▶ [The records]:
▼▼▼
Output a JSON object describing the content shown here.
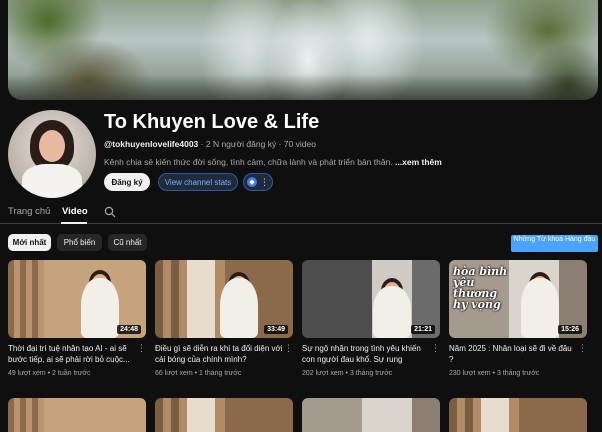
{
  "channel": {
    "name": "To Khuyen Love & Life",
    "handle": "@tokhuyenlovelife4003",
    "subscribers": "2 N người đăng ký",
    "video_count": "70 video",
    "description": "Kênh chia sẻ kiến thức đời sống, tình cảm, chữa lành và phát triển bản thân.",
    "more_label": "...xem thêm"
  },
  "actions": {
    "subscribe_label": "Đăng ký",
    "stats_label": "View channel stats"
  },
  "tabs": [
    {
      "label": "Trang chủ"
    },
    {
      "label": "Video"
    }
  ],
  "filters": [
    {
      "label": "Mới nhất"
    },
    {
      "label": "Phổ biến"
    },
    {
      "label": "Cũ nhất"
    }
  ],
  "keyword_button": "Những Từ khoá Hàng đầu",
  "videos": [
    {
      "title": "Thời đại trí tuệ nhân tạo AI - ai sẽ bước tiếp, ai sẽ phải rời bỏ cuộc...",
      "duration": "24:48",
      "views": "49 lượt xem",
      "age": "2 tuần trước"
    },
    {
      "title": "Điều gì sẽ diễn ra khi ta đối diện với cái bóng của chính mình?",
      "duration": "33:49",
      "views": "66 lượt xem",
      "age": "1 tháng trước"
    },
    {
      "title": "Sự ngộ nhận trong tình yêu khiến con người đau khổ. Sự rung động,...",
      "duration": "21:21",
      "views": "202 lượt xem",
      "age": "3 tháng trước"
    },
    {
      "title": "Năm 2025 : Nhân loại sẽ đi về đâu ?",
      "duration": "15:26",
      "views": "230 lượt xem",
      "age": "3 tháng trước",
      "thumb_text": "hòa bình yêu thương hy vọng"
    }
  ]
}
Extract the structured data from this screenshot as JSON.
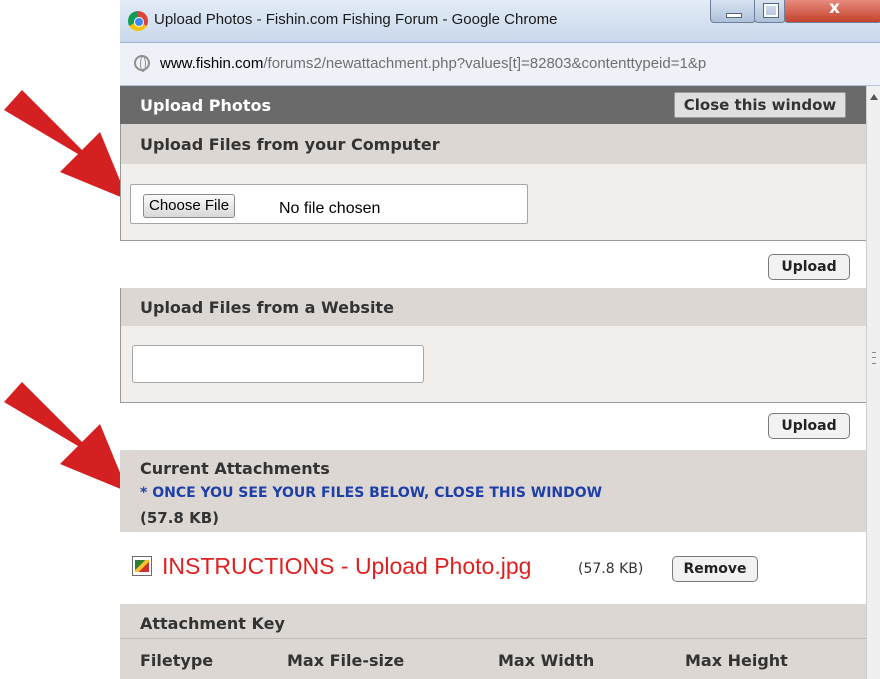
{
  "window": {
    "title": "Upload Photos - Fishin.com Fishing Forum - Google Chrome",
    "controls": {
      "close": "x"
    }
  },
  "address_bar": {
    "host": "www.fishin.com",
    "path": "/forums2/newattachment.php?values[t]=82803&contenttypeid=1&p"
  },
  "page": {
    "header_title": "Upload Photos",
    "close_window_label": "Close this window",
    "computer_section": {
      "title": "Upload Files from your Computer",
      "choose_file_label": "Choose File",
      "no_file_text": "No file chosen",
      "upload_label": "Upload"
    },
    "website_section": {
      "title": "Upload Files from a Website",
      "url_value": "",
      "upload_label": "Upload"
    },
    "attachments": {
      "title": "Current Attachments",
      "notice": "* ONCE YOU SEE YOUR FILES BELOW, CLOSE THIS WINDOW",
      "total_size": "(57.8 KB)",
      "items": [
        {
          "name": "INSTRUCTIONS - Upload Photo.jpg",
          "size": "(57.8 KB)",
          "remove_label": "Remove"
        }
      ]
    },
    "attachment_key": {
      "title": "Attachment Key",
      "columns": [
        "Filetype",
        "Max File-size",
        "Max Width",
        "Max Height"
      ]
    }
  },
  "colors": {
    "annotation_arrow": "#d42020",
    "header_bg": "#6a6a6a",
    "section_head_bg": "#dcd7d3",
    "section_body_bg": "#f1eeeb",
    "notice_text": "#1f3fa8",
    "file_link": "#e02020"
  }
}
▲▲▲
Of the lines in the entries above, how many include "Upload"? Only the number should be given.

7